◆ **TASK INSTRUCTIONS**
Give back each entry unchanged, minus pictures.

◆ **PROVIDED ENTRIES**
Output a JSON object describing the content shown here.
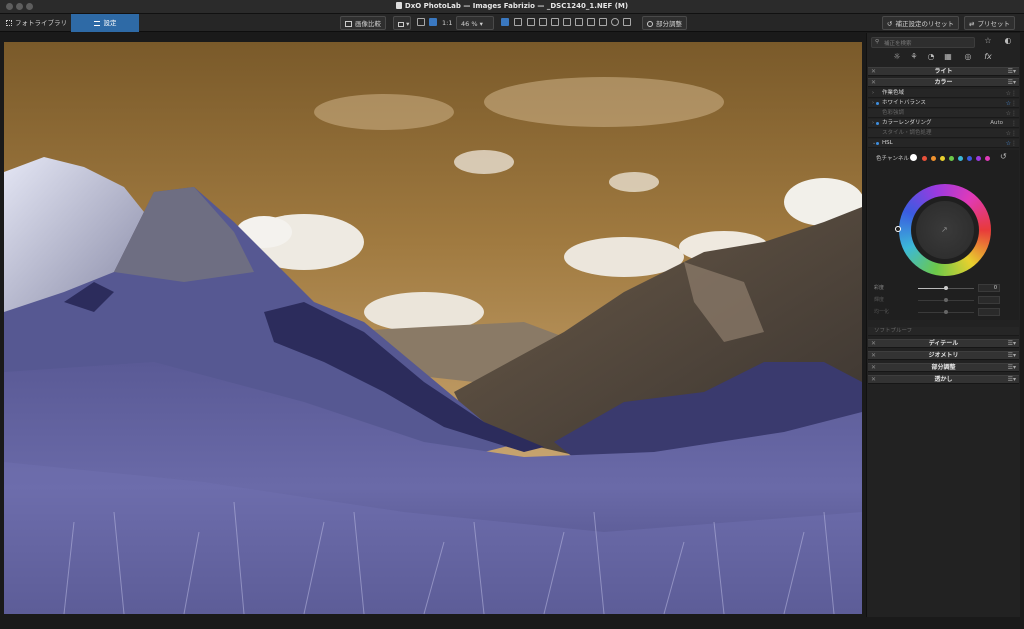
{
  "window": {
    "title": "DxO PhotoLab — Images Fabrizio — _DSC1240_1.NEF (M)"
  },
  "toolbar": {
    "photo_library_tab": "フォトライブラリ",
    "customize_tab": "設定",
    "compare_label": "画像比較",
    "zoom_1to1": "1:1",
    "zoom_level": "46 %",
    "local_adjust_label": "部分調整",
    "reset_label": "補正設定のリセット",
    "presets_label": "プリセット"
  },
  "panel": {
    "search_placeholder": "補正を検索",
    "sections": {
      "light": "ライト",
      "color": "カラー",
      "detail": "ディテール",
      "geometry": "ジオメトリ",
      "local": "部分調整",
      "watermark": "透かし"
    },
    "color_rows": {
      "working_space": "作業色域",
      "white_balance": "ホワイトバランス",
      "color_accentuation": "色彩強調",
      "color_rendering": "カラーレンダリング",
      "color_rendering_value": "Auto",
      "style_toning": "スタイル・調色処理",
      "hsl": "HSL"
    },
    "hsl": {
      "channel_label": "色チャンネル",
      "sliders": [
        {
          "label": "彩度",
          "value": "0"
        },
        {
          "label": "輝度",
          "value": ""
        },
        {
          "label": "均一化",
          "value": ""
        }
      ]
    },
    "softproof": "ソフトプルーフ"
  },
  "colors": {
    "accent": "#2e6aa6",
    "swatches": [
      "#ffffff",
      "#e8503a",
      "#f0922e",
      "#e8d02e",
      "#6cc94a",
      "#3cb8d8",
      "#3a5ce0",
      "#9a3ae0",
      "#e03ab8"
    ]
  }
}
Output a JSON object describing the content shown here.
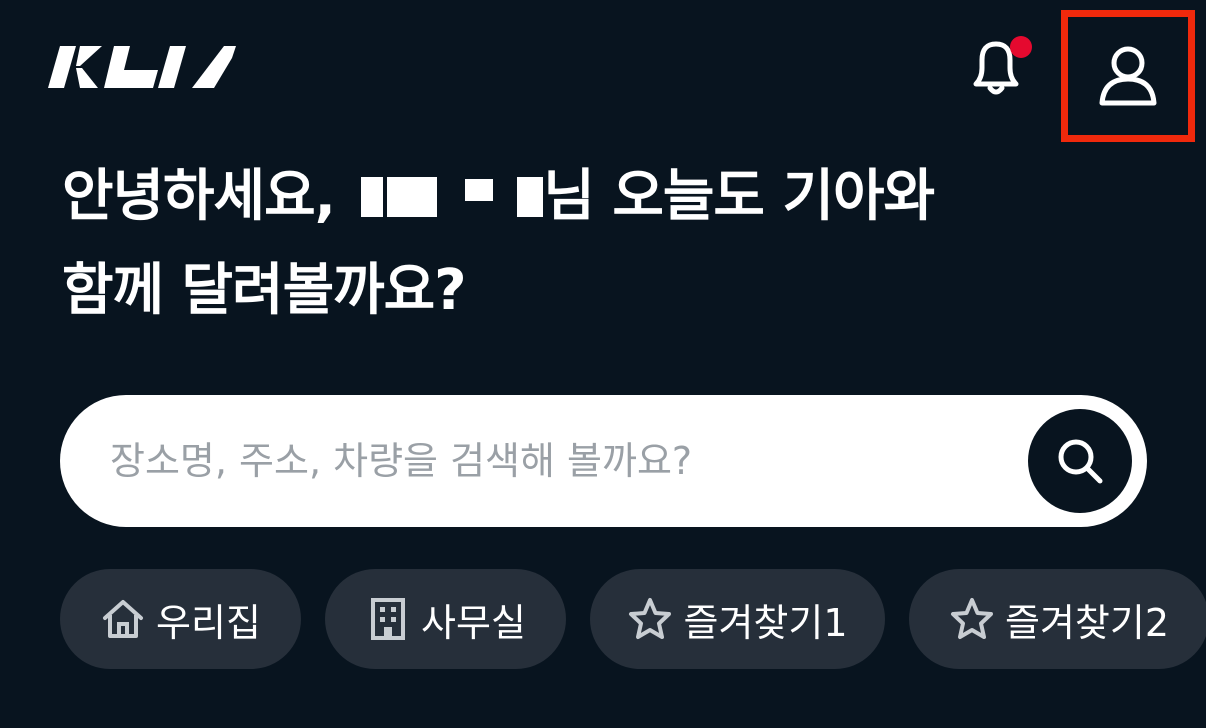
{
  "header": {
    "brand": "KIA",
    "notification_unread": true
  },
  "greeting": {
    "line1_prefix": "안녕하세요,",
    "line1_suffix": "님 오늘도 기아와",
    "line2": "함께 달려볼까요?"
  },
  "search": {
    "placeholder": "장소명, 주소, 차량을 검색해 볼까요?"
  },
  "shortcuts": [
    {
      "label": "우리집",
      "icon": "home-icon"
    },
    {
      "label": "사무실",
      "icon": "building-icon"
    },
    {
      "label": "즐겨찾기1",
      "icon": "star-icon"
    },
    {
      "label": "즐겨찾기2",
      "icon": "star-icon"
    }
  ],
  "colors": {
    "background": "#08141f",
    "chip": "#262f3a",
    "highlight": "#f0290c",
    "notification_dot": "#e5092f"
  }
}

◆ **FINAL RESULT**
Output a JSON object describing the content shown here.
{
  "window": {
    "title": "DxO PhotoLab — Images Fabrizio — _DSC1240_1.NEF (M)"
  },
  "toolbar": {
    "photo_library_tab": "フォトライブラリ",
    "customize_tab": "設定",
    "compare_label": "画像比較",
    "zoom_1to1": "1:1",
    "zoom_level": "46 %",
    "local_adjust_label": "部分調整",
    "reset_label": "補正設定のリセット",
    "presets_label": "プリセット"
  },
  "panel": {
    "search_placeholder": "補正を検索",
    "sections": {
      "light": "ライト",
      "color": "カラー",
      "detail": "ディテール",
      "geometry": "ジオメトリ",
      "local": "部分調整",
      "watermark": "透かし"
    },
    "color_rows": {
      "working_space": "作業色域",
      "white_balance": "ホワイトバランス",
      "color_accentuation": "色彩強調",
      "color_rendering": "カラーレンダリング",
      "color_rendering_value": "Auto",
      "style_toning": "スタイル・調色処理",
      "hsl": "HSL"
    },
    "hsl": {
      "channel_label": "色チャンネル",
      "sliders": [
        {
          "label": "彩度",
          "value": "0"
        },
        {
          "label": "輝度",
          "value": ""
        },
        {
          "label": "均一化",
          "value": ""
        }
      ]
    },
    "softproof": "ソフトプルーフ"
  },
  "colors": {
    "accent": "#2e6aa6",
    "swatches": [
      "#ffffff",
      "#e8503a",
      "#f0922e",
      "#e8d02e",
      "#6cc94a",
      "#3cb8d8",
      "#3a5ce0",
      "#9a3ae0",
      "#e03ab8"
    ]
  }
}
Output a JSON object describing the content shown here.
{
  "header": {
    "brand": "KIA",
    "notification_unread": true
  },
  "greeting": {
    "line1_prefix": "안녕하세요,",
    "line1_suffix": "님 오늘도 기아와",
    "line2": "함께 달려볼까요?"
  },
  "search": {
    "placeholder": "장소명, 주소, 차량을 검색해 볼까요?"
  },
  "shortcuts": [
    {
      "label": "우리집",
      "icon": "home-icon"
    },
    {
      "label": "사무실",
      "icon": "building-icon"
    },
    {
      "label": "즐겨찾기1",
      "icon": "star-icon"
    },
    {
      "label": "즐겨찾기2",
      "icon": "star-icon"
    }
  ],
  "colors": {
    "background": "#08141f",
    "chip": "#262f3a",
    "highlight": "#f0290c",
    "notification_dot": "#e5092f"
  }
}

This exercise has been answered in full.